Count the lines in the records below that contain the string "bounding". Give only the number.

** Start DATA SECTION **

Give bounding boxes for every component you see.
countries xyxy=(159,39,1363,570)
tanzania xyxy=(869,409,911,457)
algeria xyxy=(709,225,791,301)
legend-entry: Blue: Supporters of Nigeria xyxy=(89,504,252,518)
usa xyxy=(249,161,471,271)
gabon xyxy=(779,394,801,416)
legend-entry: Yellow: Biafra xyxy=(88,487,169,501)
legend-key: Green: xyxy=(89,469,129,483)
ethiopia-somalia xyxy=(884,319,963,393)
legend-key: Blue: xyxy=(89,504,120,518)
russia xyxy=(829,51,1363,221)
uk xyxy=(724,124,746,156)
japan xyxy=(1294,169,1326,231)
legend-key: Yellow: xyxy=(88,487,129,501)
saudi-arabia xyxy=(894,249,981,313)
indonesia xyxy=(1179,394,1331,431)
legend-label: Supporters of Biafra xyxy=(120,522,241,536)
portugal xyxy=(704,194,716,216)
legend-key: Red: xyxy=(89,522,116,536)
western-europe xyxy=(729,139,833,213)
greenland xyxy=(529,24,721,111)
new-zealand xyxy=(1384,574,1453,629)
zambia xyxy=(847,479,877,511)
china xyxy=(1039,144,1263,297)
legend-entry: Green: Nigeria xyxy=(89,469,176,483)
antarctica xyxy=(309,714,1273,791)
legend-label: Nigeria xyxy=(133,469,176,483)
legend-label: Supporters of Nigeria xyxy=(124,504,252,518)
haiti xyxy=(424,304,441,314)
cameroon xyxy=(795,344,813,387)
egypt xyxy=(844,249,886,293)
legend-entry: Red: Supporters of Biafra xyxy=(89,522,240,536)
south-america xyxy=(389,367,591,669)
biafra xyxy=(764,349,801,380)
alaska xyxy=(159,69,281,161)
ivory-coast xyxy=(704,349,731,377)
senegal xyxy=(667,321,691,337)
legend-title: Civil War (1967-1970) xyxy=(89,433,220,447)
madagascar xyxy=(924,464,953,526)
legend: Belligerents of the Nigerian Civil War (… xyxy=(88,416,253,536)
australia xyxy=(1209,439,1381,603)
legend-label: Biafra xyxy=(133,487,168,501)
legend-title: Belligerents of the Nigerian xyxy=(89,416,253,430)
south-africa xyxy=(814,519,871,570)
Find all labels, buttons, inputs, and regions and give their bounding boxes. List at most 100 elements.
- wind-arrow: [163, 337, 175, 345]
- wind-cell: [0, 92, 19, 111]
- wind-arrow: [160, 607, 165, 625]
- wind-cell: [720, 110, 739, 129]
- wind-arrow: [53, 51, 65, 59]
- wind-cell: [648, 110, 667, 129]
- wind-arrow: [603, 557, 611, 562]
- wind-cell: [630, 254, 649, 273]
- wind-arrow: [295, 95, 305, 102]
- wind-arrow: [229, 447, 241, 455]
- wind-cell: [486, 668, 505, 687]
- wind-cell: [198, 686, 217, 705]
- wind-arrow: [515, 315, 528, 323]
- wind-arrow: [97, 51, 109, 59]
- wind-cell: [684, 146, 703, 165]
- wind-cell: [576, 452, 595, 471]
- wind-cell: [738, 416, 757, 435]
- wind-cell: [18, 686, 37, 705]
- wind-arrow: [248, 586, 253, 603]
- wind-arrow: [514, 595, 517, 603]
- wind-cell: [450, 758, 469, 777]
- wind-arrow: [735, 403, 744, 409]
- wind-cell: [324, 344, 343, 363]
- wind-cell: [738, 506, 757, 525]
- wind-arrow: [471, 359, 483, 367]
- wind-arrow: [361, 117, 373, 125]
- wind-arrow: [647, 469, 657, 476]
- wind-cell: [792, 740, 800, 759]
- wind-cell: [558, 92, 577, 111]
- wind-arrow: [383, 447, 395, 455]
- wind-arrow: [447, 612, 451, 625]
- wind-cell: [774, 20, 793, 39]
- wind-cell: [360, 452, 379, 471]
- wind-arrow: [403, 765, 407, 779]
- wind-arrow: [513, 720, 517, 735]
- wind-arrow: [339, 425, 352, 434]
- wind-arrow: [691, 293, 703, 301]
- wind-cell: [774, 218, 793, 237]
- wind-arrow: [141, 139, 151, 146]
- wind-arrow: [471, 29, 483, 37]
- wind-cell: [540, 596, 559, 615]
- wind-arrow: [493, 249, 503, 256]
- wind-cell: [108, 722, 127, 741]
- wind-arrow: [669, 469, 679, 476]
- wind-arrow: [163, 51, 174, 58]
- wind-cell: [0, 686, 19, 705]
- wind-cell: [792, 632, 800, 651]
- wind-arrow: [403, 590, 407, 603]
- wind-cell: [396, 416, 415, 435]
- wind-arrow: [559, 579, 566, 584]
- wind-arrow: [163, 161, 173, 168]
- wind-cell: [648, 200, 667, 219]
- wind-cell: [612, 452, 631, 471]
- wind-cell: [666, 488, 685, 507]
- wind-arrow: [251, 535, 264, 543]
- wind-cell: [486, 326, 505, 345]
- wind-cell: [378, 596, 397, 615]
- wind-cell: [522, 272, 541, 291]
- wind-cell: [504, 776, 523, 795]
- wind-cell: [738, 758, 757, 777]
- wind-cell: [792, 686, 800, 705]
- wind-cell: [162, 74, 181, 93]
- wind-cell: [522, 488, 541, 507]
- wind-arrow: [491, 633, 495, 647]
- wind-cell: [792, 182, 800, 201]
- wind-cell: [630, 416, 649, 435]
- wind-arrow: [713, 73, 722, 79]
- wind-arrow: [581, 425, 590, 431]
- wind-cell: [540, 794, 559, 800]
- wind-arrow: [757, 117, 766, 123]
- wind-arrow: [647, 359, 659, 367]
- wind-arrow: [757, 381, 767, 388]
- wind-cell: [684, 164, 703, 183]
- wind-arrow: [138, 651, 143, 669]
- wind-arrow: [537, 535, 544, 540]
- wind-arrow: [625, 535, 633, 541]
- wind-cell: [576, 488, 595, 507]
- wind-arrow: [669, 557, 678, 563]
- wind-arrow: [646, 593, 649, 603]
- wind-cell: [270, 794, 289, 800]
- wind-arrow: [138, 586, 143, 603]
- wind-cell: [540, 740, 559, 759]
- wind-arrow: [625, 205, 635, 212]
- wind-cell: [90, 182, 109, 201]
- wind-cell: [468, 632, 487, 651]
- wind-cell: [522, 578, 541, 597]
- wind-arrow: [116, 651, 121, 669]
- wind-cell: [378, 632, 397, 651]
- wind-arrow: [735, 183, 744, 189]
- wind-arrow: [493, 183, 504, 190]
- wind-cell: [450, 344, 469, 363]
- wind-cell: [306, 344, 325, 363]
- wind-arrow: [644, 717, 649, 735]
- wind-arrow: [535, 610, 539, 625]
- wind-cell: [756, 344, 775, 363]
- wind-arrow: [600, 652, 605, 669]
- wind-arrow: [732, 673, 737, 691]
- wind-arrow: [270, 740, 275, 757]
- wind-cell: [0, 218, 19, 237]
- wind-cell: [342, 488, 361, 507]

** End DATA SECTION **

ANSWER FOR THIS EXERCISE:
2